> **INPUT ROWS**
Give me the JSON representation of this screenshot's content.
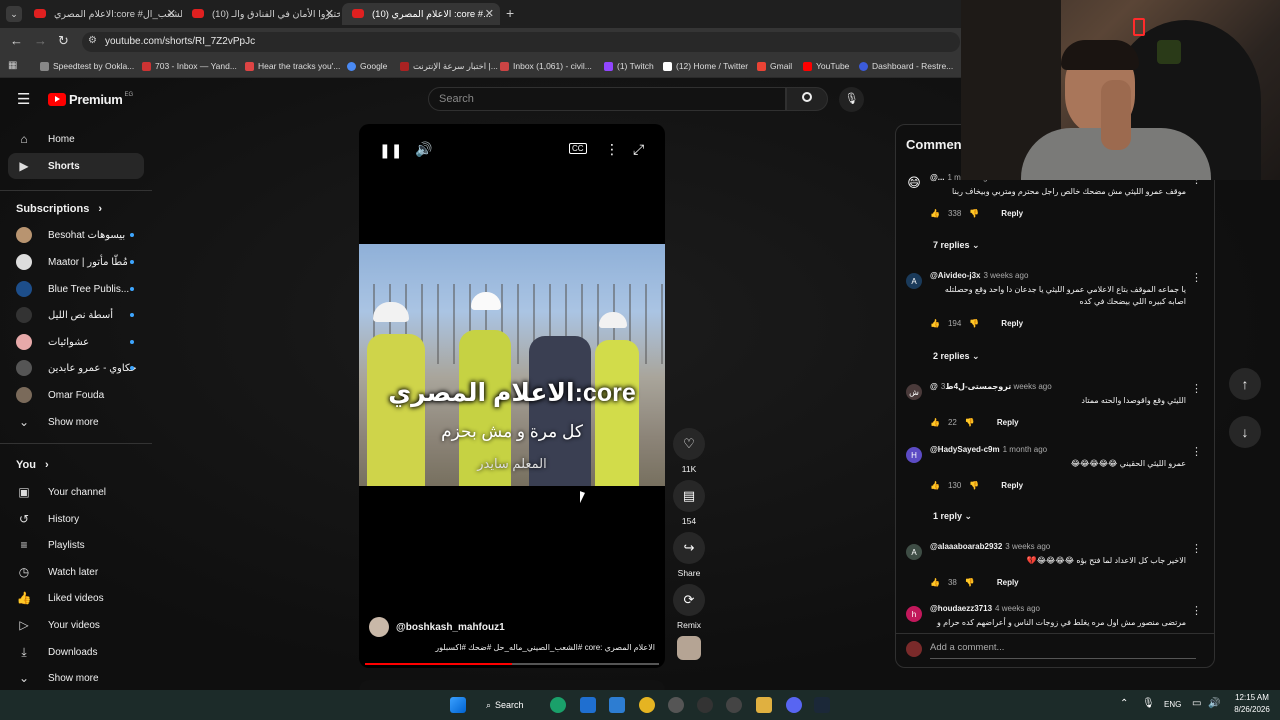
{
  "browser": {
    "tabs": [
      {
        "title": "الاعلام المصري:core #الشعب_ال...",
        "active": false
      },
      {
        "title": "(10) اختبروا الأمان في الفنادق والـ...",
        "active": false
      },
      {
        "title": "(10) الاعلام المصري :core #...",
        "active": true
      }
    ],
    "url": "youtube.com/shorts/RI_7Z2vPpJc",
    "bookmarks": [
      "Speedtest by Ookla...",
      "703 - Inbox — Yand...",
      "Hear the tracks you'...",
      "Google",
      "اختبار سرعة الإنترنت |...",
      "Inbox (1,061) - civil...",
      "(1) Twitch",
      "(12) Home / Twitter",
      "Gmail",
      "YouTube",
      "Dashboard - Restre..."
    ]
  },
  "yt": {
    "logo": "Premium",
    "region": "EG",
    "search_placeholder": "Search",
    "nav": [
      {
        "label": "Home",
        "icon": "home-icon"
      },
      {
        "label": "Shorts",
        "icon": "shorts-icon"
      }
    ],
    "subscriptions_title": "Subscriptions",
    "subscriptions": [
      "Besohat بيسوهات",
      "Maator | مُطّا مأتور",
      "Blue Tree Publis...",
      "أسطة نص الليل",
      "عشوائيات",
      "حكاوي - عمرو عابدين",
      "Omar Fouda"
    ],
    "show_more": "Show more",
    "you_title": "You",
    "you_items": [
      {
        "label": "Your channel",
        "icon": "channel-icon"
      },
      {
        "label": "History",
        "icon": "history-icon"
      },
      {
        "label": "Playlists",
        "icon": "playlists-icon"
      },
      {
        "label": "Watch later",
        "icon": "clock-icon"
      },
      {
        "label": "Liked videos",
        "icon": "like-icon"
      },
      {
        "label": "Your videos",
        "icon": "video-icon"
      },
      {
        "label": "Downloads",
        "icon": "download-icon"
      }
    ],
    "show_more_2": "Show more"
  },
  "video": {
    "overlay_title": "الاعلام المصري:core",
    "caption_line1": "كل مرة و مش بحزم",
    "caption_line2": "المعلم سايدر",
    "channel": "@boshkash_mahfouz1",
    "desc": "الاعلام المصري :core #الشعب_الصيني_ماله_حل #ضحك #اكسبلور"
  },
  "actions": {
    "likes": "11K",
    "comments": "154",
    "share": "Share",
    "remix": "Remix"
  },
  "comments": {
    "header": "Commen",
    "items": [
      {
        "handle": "@...",
        "time": "1 month ago",
        "text": "موقف عمرو الليثي مش مضحك خالص راجل محترم ومتربي وبيخاف ربنا",
        "likes": "338",
        "replies": "7 replies",
        "avatar": "😄"
      },
      {
        "handle": "@Aivideo-j3x",
        "time": "3 weeks ago",
        "text": "يا جماعه الموقف بتاع الاعلامي عمرو الليثي يا جدعان دا واحد وقع وحصلتله اصابه كبيره اللي بيضحك في كده",
        "likes": "194",
        "replies": "2 replies",
        "avatar": "A"
      },
      {
        "handle": "@تروجمستى-ل4ط",
        "time": "3 weeks ago",
        "text": "الليثي وقع واقوصدا والحته ممتاد",
        "likes": "22",
        "replies": "",
        "avatar": "ش"
      },
      {
        "handle": "@HadySayed-c9m",
        "time": "1 month ago",
        "text": "عمرو الليثي الحقيني 😂😂😂😂😂",
        "likes": "130",
        "replies": "1 reply",
        "avatar": "H"
      },
      {
        "handle": "@alaaaboarab2932",
        "time": "3 weeks ago",
        "text": "الاخير جاب كل الاعداد لما فتح بؤه 😂😂😂😂💔",
        "likes": "38",
        "replies": "",
        "avatar": "A"
      },
      {
        "handle": "@houdaezz3713",
        "time": "4 weeks ago",
        "text": "مرتضى منصور مش اول مره يغلط في زوجات الناس و أعراضهم كده حرام و عيب",
        "likes": "",
        "replies": "",
        "avatar": "h"
      }
    ],
    "reply_label": "Reply",
    "add_placeholder": "Add a comment..."
  },
  "taskbar": {
    "search": "Search",
    "lang": "ENG",
    "time": "12:15 AM",
    "date": "8/26/2026"
  }
}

> **SHORT TASK**
In the material above, find each line that contains the word "core", and select it.

> **RESULT OF THE TASK**
        "title": "الاعلام المصري:core #الشعب_ال...",
        "title": "(10) الاعلام المصري :core #...",
    "overlay_title": "الاعلام المصري:core",
    "desc": "الاعلام المصري :core #الشعب_الصيني_ماله_حل #ضحك #اكسبلور"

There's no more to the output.